WHAT THE EXERCISE ASKS: Without the pictures, print each of the records below exactly as it appears.

[Dataset rows about figures]

━━━━━━━━━━━━━━━━

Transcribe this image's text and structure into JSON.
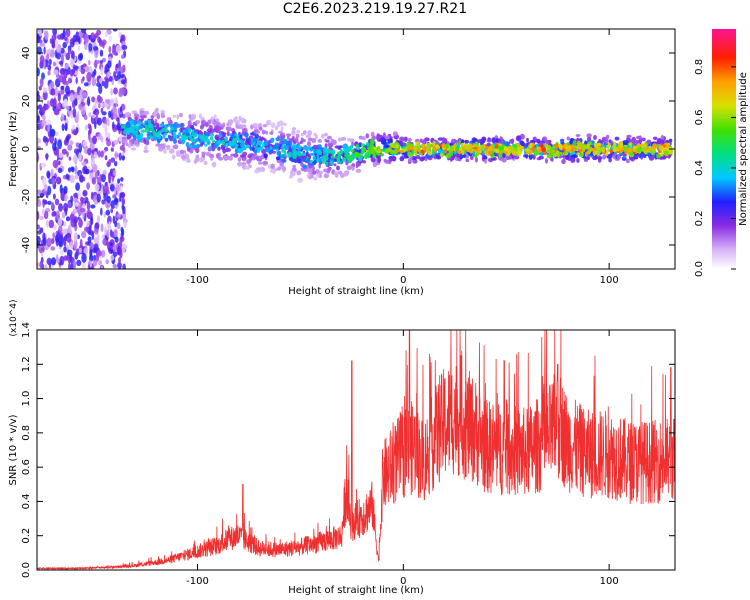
{
  "title": "C2E6.2023.219.19.27.R21",
  "chart_data": [
    {
      "type": "heatmap",
      "xlabel": "Height of straight line (km)",
      "ylabel": "Frequency (Hz)",
      "xlim": [
        -178,
        132
      ],
      "ylim": [
        -50,
        50
      ],
      "xticks": [
        -100,
        0,
        100
      ],
      "xtick_labels": [
        "-100",
        "0",
        "100"
      ],
      "yticks": [
        -40,
        -20,
        0,
        20,
        40
      ],
      "ytick_labels": [
        "-40",
        "-20",
        "0",
        "20",
        "40"
      ],
      "colorbar": {
        "label": "Normalized spectral amplitude",
        "ticks": [
          0,
          0.2,
          0.4,
          0.6,
          0.8
        ],
        "tick_labels": [
          "0.0",
          "0.2",
          "0.4",
          "0.6",
          "0.8"
        ],
        "range": [
          0,
          0.95
        ]
      },
      "ridge": {
        "x": [
          -136,
          -125,
          -115,
          -105,
          -95,
          -85,
          -75,
          -65,
          -55,
          -45,
          -35,
          -25,
          -15,
          -5,
          5,
          15,
          30,
          50,
          70,
          90,
          110,
          130
        ],
        "freq": [
          8,
          8,
          7,
          5,
          4,
          3,
          2,
          1,
          -1,
          -3,
          -3,
          -2,
          0,
          0,
          0,
          0,
          0,
          0,
          0,
          0,
          0,
          0
        ],
        "peak_amplitude": [
          0.45,
          0.5,
          0.45,
          0.45,
          0.45,
          0.45,
          0.45,
          0.4,
          0.45,
          0.45,
          0.5,
          0.55,
          0.7,
          0.75,
          0.8,
          0.8,
          0.8,
          0.8,
          0.85,
          0.85,
          0.85,
          0.8
        ],
        "half_width_hz": [
          5,
          6,
          6,
          7,
          7,
          7,
          7,
          7,
          7,
          7,
          6,
          5,
          4,
          4,
          3,
          3,
          3,
          3,
          3,
          3,
          3,
          3
        ]
      },
      "broadband_region": {
        "x_start": -178,
        "x_end": -135,
        "amplitude": 0.2
      }
    },
    {
      "type": "line",
      "xlabel": "Height of straight line (km)",
      "ylabel": "SNR (10 * v/v)",
      "y_scale_label": "(x10^4)",
      "xlim": [
        -178,
        132
      ],
      "ylim": [
        0,
        1.4
      ],
      "xticks": [
        -100,
        0,
        100
      ],
      "xtick_labels": [
        "-100",
        "0",
        "100"
      ],
      "yticks": [
        0,
        0.2,
        0.4,
        0.6,
        0.8,
        1.0,
        1.2,
        1.4
      ],
      "ytick_labels": [
        "0.0",
        "0.2",
        "0.4",
        "0.6",
        "0.8",
        "1.0",
        "1.2",
        "1.4"
      ],
      "series": [
        {
          "color": "#f03030",
          "x": [
            -178,
            -160,
            -140,
            -130,
            -120,
            -115,
            -110,
            -100,
            -90,
            -85,
            -80,
            -75,
            -70,
            -60,
            -50,
            -40,
            -30,
            -28,
            -25,
            -20,
            -15,
            -12,
            -10,
            -5,
            0,
            5,
            10,
            15,
            20,
            25,
            30,
            35,
            40,
            50,
            60,
            70,
            75,
            80,
            90,
            100,
            110,
            120,
            132
          ],
          "y": [
            0.01,
            0.01,
            0.02,
            0.03,
            0.05,
            0.06,
            0.08,
            0.12,
            0.16,
            0.2,
            0.22,
            0.18,
            0.14,
            0.13,
            0.15,
            0.18,
            0.22,
            0.5,
            0.3,
            0.35,
            0.42,
            0.05,
            0.6,
            0.68,
            0.75,
            0.8,
            0.7,
            0.85,
            0.95,
            1.0,
            0.95,
            0.9,
            0.8,
            0.78,
            0.76,
            0.85,
            0.95,
            0.82,
            0.75,
            0.75,
            0.7,
            0.7,
            0.72
          ],
          "peaks": [
            {
              "x": -78,
              "y": 0.5
            },
            {
              "x": -25,
              "y": 1.22
            },
            {
              "x": 3,
              "y": 1.4
            },
            {
              "x": 28,
              "y": 1.25
            },
            {
              "x": 75,
              "y": 1.2
            },
            {
              "x": 130,
              "y": 1.18
            }
          ]
        }
      ]
    }
  ]
}
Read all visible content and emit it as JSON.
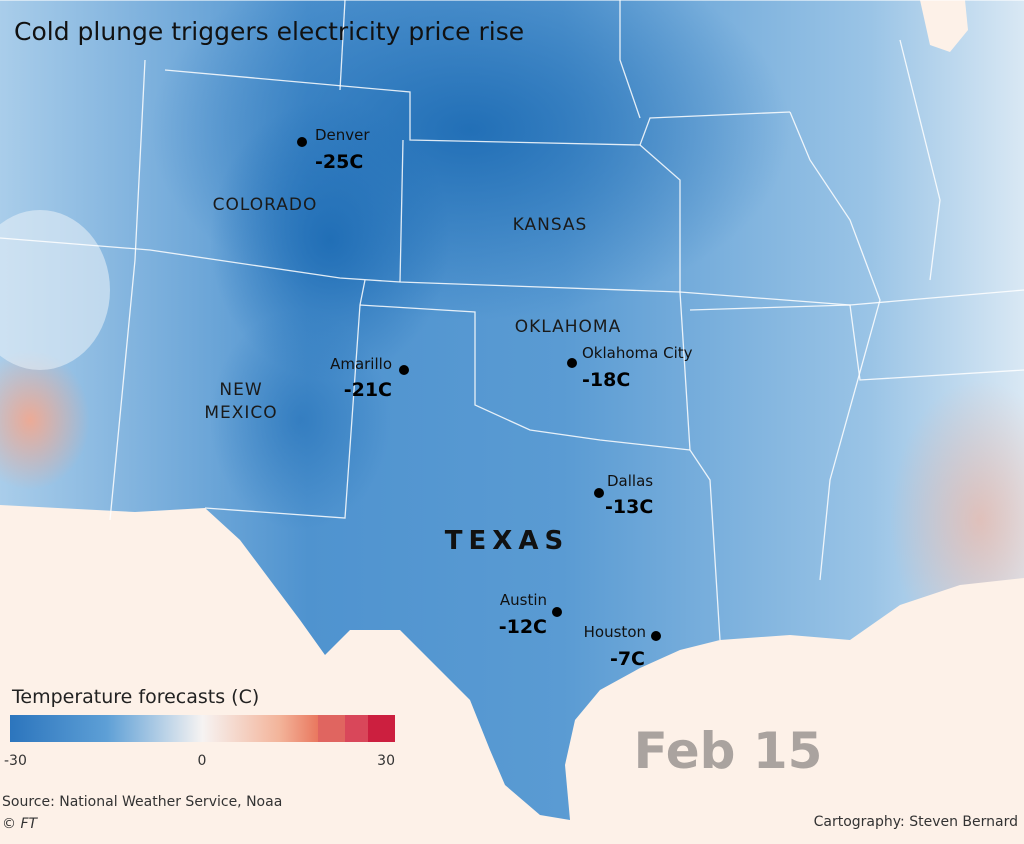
{
  "title": "Cold plunge triggers electricity price rise",
  "states": [
    {
      "lines": [
        "COLORADO"
      ]
    },
    {
      "lines": [
        "KANSAS"
      ]
    },
    {
      "lines": [
        "OKLAHOMA"
      ]
    },
    {
      "lines": [
        "NEW",
        "MEXICO"
      ]
    },
    {
      "lines": [
        "TEXAS"
      ]
    }
  ],
  "cities": [
    {
      "name": "Denver",
      "temp": "-25C"
    },
    {
      "name": "Amarillo",
      "temp": "-21C"
    },
    {
      "name": "Oklahoma City",
      "temp": "-18C"
    },
    {
      "name": "Dallas",
      "temp": "-13C"
    },
    {
      "name": "Austin",
      "temp": "-12C"
    },
    {
      "name": "Houston",
      "temp": "-7C"
    }
  ],
  "legend": {
    "title": "Temperature forecasts (C)",
    "ticks": [
      "-30",
      "0",
      "30"
    ]
  },
  "date": "Feb 15",
  "source": "Source: National Weather Service, Noaa",
  "credit": "© FT",
  "cartography": "Cartography: Steven Bernard"
}
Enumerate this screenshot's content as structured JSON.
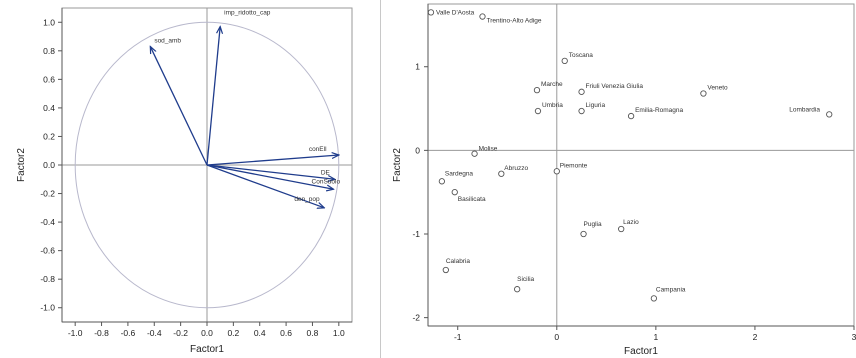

━━━━━━━━━━━━━━━━

RESULT FOR THIS EXERCISE:
Transcribe this image's text and structure into JSON.
{
  "title": "C2E6.2023.219.19.27.R21",
  "chart_data": [
    {
      "type": "heatmap",
      "xlabel": "Height of straight line (km)",
      "ylabel": "Frequency (Hz)",
      "xlim": [
        -178,
        132
      ],
      "ylim": [
        -50,
        50
      ],
      "xticks": [
        -100,
        0,
        100
      ],
      "xtick_labels": [
        "-100",
        "0",
        "100"
      ],
      "yticks": [
        -40,
        -20,
        0,
        20,
        40
      ],
      "ytick_labels": [
        "-40",
        "-20",
        "0",
        "20",
        "40"
      ],
      "colorbar": {
        "label": "Normalized spectral amplitude",
        "ticks": [
          0,
          0.2,
          0.4,
          0.6,
          0.8
        ],
        "tick_labels": [
          "0.0",
          "0.2",
          "0.4",
          "0.6",
          "0.8"
        ],
        "range": [
          0,
          0.95
        ]
      },
      "ridge": {
        "x": [
          -136,
          -125,
          -115,
          -105,
          -95,
          -85,
          -75,
          -65,
          -55,
          -45,
          -35,
          -25,
          -15,
          -5,
          5,
          15,
          30,
          50,
          70,
          90,
          110,
          130
        ],
        "freq": [
          8,
          8,
          7,
          5,
          4,
          3,
          2,
          1,
          -1,
          -3,
          -3,
          -2,
          0,
          0,
          0,
          0,
          0,
          0,
          0,
          0,
          0,
          0
        ],
        "peak_amplitude": [
          0.45,
          0.5,
          0.45,
          0.45,
          0.45,
          0.45,
          0.45,
          0.4,
          0.45,
          0.45,
          0.5,
          0.55,
          0.7,
          0.75,
          0.8,
          0.8,
          0.8,
          0.8,
          0.85,
          0.85,
          0.85,
          0.8
        ],
        "half_width_hz": [
          5,
          6,
          6,
          7,
          7,
          7,
          7,
          7,
          7,
          7,
          6,
          5,
          4,
          4,
          3,
          3,
          3,
          3,
          3,
          3,
          3,
          3
        ]
      },
      "broadband_region": {
        "x_start": -178,
        "x_end": -135,
        "amplitude": 0.2
      }
    },
    {
      "type": "line",
      "xlabel": "Height of straight line (km)",
      "ylabel": "SNR (10 * v/v)",
      "y_scale_label": "(x10^4)",
      "xlim": [
        -178,
        132
      ],
      "ylim": [
        0,
        1.4
      ],
      "xticks": [
        -100,
        0,
        100
      ],
      "xtick_labels": [
        "-100",
        "0",
        "100"
      ],
      "yticks": [
        0,
        0.2,
        0.4,
        0.6,
        0.8,
        1.0,
        1.2,
        1.4
      ],
      "ytick_labels": [
        "0.0",
        "0.2",
        "0.4",
        "0.6",
        "0.8",
        "1.0",
        "1.2",
        "1.4"
      ],
      "series": [
        {
          "color": "#f03030",
          "x": [
            -178,
            -160,
            -140,
            -130,
            -120,
            -115,
            -110,
            -100,
            -90,
            -85,
            -80,
            -75,
            -70,
            -60,
            -50,
            -40,
            -30,
            -28,
            -25,
            -20,
            -15,
            -12,
            -10,
            -5,
            0,
            5,
            10,
            15,
            20,
            25,
            30,
            35,
            40,
            50,
            60,
            70,
            75,
            80,
            90,
            100,
            110,
            120,
            132
          ],
          "y": [
            0.01,
            0.01,
            0.02,
            0.03,
            0.05,
            0.06,
            0.08,
            0.12,
            0.16,
            0.2,
            0.22,
            0.18,
            0.14,
            0.13,
            0.15,
            0.18,
            0.22,
            0.5,
            0.3,
            0.35,
            0.42,
            0.05,
            0.6,
            0.68,
            0.75,
            0.8,
            0.7,
            0.85,
            0.95,
            1.0,
            0.95,
            0.9,
            0.8,
            0.78,
            0.76,
            0.85,
            0.95,
            0.82,
            0.75,
            0.75,
            0.7,
            0.7,
            0.72
          ],
          "peaks": [
            {
              "x": -78,
              "y": 0.5
            },
            {
              "x": -25,
              "y": 1.22
            },
            {
              "x": 3,
              "y": 1.4
            },
            {
              "x": 28,
              "y": 1.25
            },
            {
              "x": 75,
              "y": 1.2
            },
            {
              "x": 130,
              "y": 1.18
            }
          ]
        }
      ]
    }
  ]
}
Read all visible content and emit it as JSON.
{
  "title": "Cold plunge triggers electricity price rise",
  "states": [
    {
      "lines": [
        "COLORADO"
      ]
    },
    {
      "lines": [
        "KANSAS"
      ]
    },
    {
      "lines": [
        "OKLAHOMA"
      ]
    },
    {
      "lines": [
        "NEW",
        "MEXICO"
      ]
    },
    {
      "lines": [
        "TEXAS"
      ]
    }
  ],
  "cities": [
    {
      "name": "Denver",
      "temp": "-25C"
    },
    {
      "name": "Amarillo",
      "temp": "-21C"
    },
    {
      "name": "Oklahoma City",
      "temp": "-18C"
    },
    {
      "name": "Dallas",
      "temp": "-13C"
    },
    {
      "name": "Austin",
      "temp": "-12C"
    },
    {
      "name": "Houston",
      "temp": "-7C"
    }
  ],
  "legend": {
    "title": "Temperature forecasts (C)",
    "ticks": [
      "-30",
      "0",
      "30"
    ]
  },
  "date": "Feb 15",
  "source": "Source: National Weather Service, Noaa",
  "credit": "© FT",
  "cartography": "Cartography: Steven Bernard"
}
Enumerate this screenshot's content as structured JSON.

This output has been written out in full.